Show every line of the records below that contains the word "distance".

Data records:
------------------------

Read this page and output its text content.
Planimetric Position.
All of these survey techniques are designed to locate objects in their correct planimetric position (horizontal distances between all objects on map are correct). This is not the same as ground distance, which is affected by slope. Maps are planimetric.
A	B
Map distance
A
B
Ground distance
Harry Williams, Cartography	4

------------------------

Exercise output –
All of these survey techniques are designed to locate objects in their correct planimetric position (horizontal distances between all objects on map are correct). This is not the same as ground distance, which is affected by slope. Maps are planimetric.
Map distance
Ground distance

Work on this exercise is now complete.